What the exercise asks: The records below must be copied in full; omit the images.

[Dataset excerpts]
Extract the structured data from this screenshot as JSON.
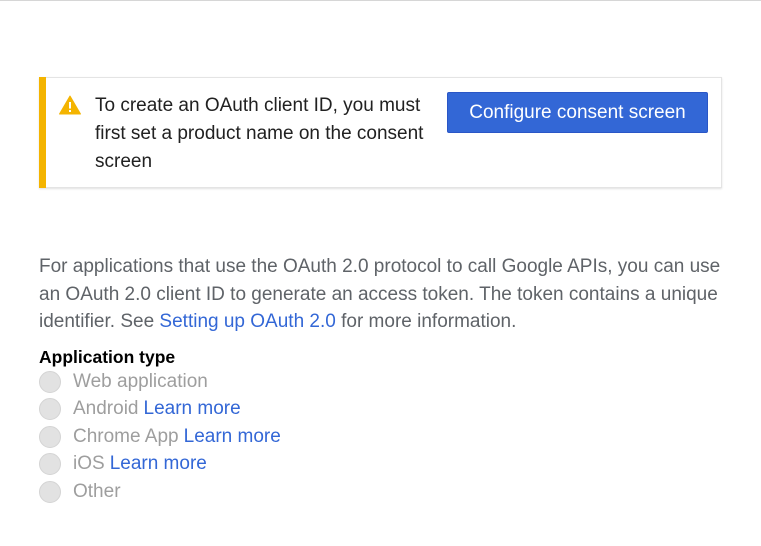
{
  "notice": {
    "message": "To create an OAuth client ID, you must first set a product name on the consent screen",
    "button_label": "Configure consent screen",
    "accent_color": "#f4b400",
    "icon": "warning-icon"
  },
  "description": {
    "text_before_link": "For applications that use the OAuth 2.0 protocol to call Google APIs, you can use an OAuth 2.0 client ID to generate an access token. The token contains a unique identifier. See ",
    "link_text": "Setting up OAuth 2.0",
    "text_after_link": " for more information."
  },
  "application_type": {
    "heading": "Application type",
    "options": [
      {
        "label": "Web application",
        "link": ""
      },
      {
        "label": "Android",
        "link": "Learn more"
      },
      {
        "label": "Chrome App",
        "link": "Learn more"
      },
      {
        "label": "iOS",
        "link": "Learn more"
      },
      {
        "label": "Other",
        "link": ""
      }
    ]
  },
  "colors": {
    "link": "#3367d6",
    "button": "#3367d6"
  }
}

Problem solution:
Extract the structured data from this screenshot as JSON.
{
  "notice": {
    "message": "To create an OAuth client ID, you must first set a product name on the consent screen",
    "button_label": "Configure consent screen",
    "accent_color": "#f4b400",
    "icon": "warning-icon"
  },
  "description": {
    "text_before_link": "For applications that use the OAuth 2.0 protocol to call Google APIs, you can use an OAuth 2.0 client ID to generate an access token. The token contains a unique identifier. See ",
    "link_text": "Setting up OAuth 2.0",
    "text_after_link": " for more information."
  },
  "application_type": {
    "heading": "Application type",
    "options": [
      {
        "label": "Web application",
        "link": ""
      },
      {
        "label": "Android",
        "link": "Learn more"
      },
      {
        "label": "Chrome App",
        "link": "Learn more"
      },
      {
        "label": "iOS",
        "link": "Learn more"
      },
      {
        "label": "Other",
        "link": ""
      }
    ]
  },
  "colors": {
    "link": "#3367d6",
    "button": "#3367d6"
  }
}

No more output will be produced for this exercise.